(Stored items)
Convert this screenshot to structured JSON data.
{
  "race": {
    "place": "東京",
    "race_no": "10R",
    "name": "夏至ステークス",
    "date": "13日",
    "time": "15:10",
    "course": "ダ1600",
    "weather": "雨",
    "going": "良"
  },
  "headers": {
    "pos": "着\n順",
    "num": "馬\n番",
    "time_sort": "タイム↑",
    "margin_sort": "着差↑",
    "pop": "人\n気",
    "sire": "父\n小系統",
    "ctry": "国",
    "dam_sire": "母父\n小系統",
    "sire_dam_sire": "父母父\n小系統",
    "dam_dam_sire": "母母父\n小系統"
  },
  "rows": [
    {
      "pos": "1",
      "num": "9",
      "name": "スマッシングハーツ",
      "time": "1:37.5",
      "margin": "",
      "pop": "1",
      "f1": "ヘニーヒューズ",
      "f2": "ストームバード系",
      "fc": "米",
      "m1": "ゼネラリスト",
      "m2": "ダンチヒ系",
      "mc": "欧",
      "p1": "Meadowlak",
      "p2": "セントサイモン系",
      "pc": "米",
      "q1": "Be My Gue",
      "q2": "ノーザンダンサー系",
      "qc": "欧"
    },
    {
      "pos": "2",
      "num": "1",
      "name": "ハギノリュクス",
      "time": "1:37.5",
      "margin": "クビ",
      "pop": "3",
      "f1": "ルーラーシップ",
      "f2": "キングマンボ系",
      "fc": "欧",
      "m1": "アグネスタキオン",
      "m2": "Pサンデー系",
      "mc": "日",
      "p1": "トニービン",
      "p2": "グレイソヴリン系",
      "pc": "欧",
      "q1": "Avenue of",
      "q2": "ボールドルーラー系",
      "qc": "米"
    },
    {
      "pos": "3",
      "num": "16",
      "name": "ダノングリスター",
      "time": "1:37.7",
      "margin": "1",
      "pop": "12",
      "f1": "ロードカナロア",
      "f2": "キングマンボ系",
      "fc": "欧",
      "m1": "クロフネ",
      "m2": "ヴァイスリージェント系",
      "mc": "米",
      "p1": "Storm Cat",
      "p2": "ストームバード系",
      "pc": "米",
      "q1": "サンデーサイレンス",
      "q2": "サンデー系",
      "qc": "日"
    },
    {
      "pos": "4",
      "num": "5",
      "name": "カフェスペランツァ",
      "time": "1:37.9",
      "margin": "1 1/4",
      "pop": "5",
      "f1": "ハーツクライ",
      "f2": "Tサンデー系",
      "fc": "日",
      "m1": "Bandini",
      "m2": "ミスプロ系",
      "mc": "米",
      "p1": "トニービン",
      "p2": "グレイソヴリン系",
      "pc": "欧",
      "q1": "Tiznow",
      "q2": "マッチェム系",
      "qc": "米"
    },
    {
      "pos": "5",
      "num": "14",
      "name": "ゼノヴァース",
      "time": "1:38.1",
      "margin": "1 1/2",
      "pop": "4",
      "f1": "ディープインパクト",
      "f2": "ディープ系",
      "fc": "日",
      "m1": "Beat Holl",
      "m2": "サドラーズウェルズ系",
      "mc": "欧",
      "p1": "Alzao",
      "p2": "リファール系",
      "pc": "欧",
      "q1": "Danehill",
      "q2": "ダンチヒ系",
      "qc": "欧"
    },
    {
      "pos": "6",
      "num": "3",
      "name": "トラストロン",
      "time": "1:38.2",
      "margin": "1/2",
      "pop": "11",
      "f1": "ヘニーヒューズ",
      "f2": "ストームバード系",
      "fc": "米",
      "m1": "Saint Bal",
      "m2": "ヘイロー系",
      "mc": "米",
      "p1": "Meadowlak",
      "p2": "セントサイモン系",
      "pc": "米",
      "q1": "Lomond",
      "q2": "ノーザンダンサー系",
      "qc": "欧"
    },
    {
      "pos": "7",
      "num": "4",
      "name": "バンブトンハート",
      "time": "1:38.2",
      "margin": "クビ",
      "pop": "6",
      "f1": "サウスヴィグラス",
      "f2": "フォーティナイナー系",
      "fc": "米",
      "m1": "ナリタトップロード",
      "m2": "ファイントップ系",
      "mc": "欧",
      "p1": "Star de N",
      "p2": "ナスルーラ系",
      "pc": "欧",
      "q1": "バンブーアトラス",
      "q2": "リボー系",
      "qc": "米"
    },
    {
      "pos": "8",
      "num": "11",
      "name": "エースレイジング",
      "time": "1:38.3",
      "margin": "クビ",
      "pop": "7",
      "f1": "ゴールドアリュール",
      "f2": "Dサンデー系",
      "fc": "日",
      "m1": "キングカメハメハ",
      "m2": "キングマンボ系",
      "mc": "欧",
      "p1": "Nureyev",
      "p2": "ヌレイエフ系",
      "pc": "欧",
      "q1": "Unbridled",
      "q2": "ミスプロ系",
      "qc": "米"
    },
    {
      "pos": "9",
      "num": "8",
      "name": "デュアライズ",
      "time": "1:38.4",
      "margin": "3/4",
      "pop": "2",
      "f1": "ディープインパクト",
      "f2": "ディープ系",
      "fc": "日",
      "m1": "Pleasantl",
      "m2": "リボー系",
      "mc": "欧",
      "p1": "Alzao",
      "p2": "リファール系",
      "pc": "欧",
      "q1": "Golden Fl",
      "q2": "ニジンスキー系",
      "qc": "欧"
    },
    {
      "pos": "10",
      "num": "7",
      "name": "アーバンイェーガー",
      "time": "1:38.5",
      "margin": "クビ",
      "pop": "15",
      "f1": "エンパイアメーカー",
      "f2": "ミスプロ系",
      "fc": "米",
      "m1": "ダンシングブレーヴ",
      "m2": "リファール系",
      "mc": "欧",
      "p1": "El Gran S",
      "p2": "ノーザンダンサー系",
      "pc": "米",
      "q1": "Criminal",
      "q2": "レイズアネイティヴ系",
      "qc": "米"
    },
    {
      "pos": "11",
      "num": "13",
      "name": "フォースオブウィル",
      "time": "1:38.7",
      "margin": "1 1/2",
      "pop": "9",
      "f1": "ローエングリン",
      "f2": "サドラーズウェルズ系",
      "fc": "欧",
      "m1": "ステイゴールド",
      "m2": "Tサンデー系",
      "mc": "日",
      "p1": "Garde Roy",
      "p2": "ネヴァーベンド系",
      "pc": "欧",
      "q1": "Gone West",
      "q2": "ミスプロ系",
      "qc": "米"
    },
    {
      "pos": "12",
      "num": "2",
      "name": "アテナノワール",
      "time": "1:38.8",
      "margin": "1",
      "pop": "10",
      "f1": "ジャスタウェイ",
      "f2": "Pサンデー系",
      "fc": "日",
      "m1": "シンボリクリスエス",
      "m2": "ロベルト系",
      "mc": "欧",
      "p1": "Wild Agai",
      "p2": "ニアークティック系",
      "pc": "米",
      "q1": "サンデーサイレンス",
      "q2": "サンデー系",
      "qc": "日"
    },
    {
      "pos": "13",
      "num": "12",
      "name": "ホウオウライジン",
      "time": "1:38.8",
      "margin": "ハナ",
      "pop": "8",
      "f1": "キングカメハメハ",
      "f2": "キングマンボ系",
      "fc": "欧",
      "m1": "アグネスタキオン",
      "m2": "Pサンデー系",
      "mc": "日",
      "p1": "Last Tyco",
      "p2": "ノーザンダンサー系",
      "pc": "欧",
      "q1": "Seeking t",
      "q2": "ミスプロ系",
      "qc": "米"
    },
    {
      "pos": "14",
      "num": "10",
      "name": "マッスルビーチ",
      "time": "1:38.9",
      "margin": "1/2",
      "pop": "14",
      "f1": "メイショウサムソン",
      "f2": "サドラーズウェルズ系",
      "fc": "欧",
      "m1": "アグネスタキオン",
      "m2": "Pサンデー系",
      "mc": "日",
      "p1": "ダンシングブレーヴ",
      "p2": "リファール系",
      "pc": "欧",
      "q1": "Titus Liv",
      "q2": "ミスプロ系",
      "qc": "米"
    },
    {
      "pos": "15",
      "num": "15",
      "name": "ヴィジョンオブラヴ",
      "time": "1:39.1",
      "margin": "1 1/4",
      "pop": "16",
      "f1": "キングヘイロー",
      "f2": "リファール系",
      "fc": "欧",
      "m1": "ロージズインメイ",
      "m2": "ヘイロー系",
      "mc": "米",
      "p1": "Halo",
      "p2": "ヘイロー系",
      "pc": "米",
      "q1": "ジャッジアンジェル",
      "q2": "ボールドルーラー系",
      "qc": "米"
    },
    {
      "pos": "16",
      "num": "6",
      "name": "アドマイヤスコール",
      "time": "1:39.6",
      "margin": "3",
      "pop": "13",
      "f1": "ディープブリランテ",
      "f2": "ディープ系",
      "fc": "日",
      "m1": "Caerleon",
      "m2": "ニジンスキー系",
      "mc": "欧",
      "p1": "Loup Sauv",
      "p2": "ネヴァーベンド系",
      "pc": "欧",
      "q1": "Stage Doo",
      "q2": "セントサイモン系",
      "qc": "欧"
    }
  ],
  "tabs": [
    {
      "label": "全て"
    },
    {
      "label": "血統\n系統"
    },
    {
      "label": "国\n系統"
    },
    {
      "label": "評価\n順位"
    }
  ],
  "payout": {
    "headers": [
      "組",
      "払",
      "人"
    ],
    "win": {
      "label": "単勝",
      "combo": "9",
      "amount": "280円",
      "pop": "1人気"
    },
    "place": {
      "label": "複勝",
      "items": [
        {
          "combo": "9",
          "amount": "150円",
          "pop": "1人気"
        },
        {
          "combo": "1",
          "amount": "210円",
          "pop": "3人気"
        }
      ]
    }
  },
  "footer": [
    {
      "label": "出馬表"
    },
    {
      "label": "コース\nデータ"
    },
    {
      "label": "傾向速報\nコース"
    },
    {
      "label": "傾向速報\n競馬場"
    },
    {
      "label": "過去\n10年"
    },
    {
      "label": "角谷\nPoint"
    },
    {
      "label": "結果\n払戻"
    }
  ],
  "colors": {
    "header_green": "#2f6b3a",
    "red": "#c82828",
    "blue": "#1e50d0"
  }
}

**Exercise:**
Copy all lines of the material above where the string "amount" occurs.

**Answer to the exercise:**
      "amount": "280円",
          "amount": "150円",
          "amount": "210円",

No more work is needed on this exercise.